What the exercise asks. Present the following entries again, word for word and in full.

Dataset extract.
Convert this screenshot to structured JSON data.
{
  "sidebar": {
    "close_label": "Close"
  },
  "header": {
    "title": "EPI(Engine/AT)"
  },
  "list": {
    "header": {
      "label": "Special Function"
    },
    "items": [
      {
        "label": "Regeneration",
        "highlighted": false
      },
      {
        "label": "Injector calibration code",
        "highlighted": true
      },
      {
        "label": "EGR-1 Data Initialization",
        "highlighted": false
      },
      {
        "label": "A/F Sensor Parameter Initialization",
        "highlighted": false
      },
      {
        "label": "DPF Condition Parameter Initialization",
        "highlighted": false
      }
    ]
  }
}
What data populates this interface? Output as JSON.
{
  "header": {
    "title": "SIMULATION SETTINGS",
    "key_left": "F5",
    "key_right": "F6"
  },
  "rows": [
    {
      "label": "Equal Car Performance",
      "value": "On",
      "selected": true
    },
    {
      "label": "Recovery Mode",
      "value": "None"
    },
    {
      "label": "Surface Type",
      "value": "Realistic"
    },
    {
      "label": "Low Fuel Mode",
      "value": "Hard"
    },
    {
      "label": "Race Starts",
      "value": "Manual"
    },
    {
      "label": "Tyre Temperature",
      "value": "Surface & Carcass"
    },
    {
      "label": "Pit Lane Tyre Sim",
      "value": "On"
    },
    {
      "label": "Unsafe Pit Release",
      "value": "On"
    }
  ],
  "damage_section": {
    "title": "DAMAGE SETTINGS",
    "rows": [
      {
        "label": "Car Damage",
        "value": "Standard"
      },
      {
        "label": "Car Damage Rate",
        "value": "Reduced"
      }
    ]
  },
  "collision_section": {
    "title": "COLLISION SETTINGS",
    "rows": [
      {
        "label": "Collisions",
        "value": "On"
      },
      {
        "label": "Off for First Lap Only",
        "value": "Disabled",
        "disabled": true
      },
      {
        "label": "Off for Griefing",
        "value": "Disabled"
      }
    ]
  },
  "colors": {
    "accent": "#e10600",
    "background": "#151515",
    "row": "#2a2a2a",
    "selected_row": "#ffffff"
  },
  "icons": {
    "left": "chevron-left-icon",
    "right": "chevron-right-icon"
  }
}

The solution.
Convert this screenshot to structured JSON data.
{
  "sidebar": {
    "close_label": "Close"
  },
  "header": {
    "title": "EPI(Engine/AT)"
  },
  "list": {
    "header": {
      "label": "Special Function"
    },
    "items": [
      {
        "label": "Regeneration",
        "highlighted": false
      },
      {
        "label": "Injector calibration code",
        "highlighted": true
      },
      {
        "label": "EGR-1 Data Initialization",
        "highlighted": false
      },
      {
        "label": "A/F Sensor Parameter Initialization",
        "highlighted": false
      },
      {
        "label": "DPF Condition Parameter Initialization",
        "highlighted": false
      }
    ]
  }
}
What data populates this interface? Output as JSON.
{
  "header": {
    "title": "SIMULATION SETTINGS",
    "key_left": "F5",
    "key_right": "F6"
  },
  "rows": [
    {
      "label": "Equal Car Performance",
      "value": "On",
      "selected": true
    },
    {
      "label": "Recovery Mode",
      "value": "None"
    },
    {
      "label": "Surface Type",
      "value": "Realistic"
    },
    {
      "label": "Low Fuel Mode",
      "value": "Hard"
    },
    {
      "label": "Race Starts",
      "value": "Manual"
    },
    {
      "label": "Tyre Temperature",
      "value": "Surface & Carcass"
    },
    {
      "label": "Pit Lane Tyre Sim",
      "value": "On"
    },
    {
      "label": "Unsafe Pit Release",
      "value": "On"
    }
  ],
  "damage_section": {
    "title": "DAMAGE SETTINGS",
    "rows": [
      {
        "label": "Car Damage",
        "value": "Standard"
      },
      {
        "label": "Car Damage Rate",
        "value": "Reduced"
      }
    ]
  },
  "collision_section": {
    "title": "COLLISION SETTINGS",
    "rows": [
      {
        "label": "Collisions",
        "value": "On"
      },
      {
        "label": "Off for First Lap Only",
        "value": "Disabled",
        "disabled": true
      },
      {
        "label": "Off for Griefing",
        "value": "Disabled"
      }
    ]
  },
  "colors": {
    "accent": "#e10600",
    "background": "#151515",
    "row": "#2a2a2a",
    "selected_row": "#ffffff"
  },
  "icons": {
    "left": "chevron-left-icon",
    "right": "chevron-right-icon"
  }
}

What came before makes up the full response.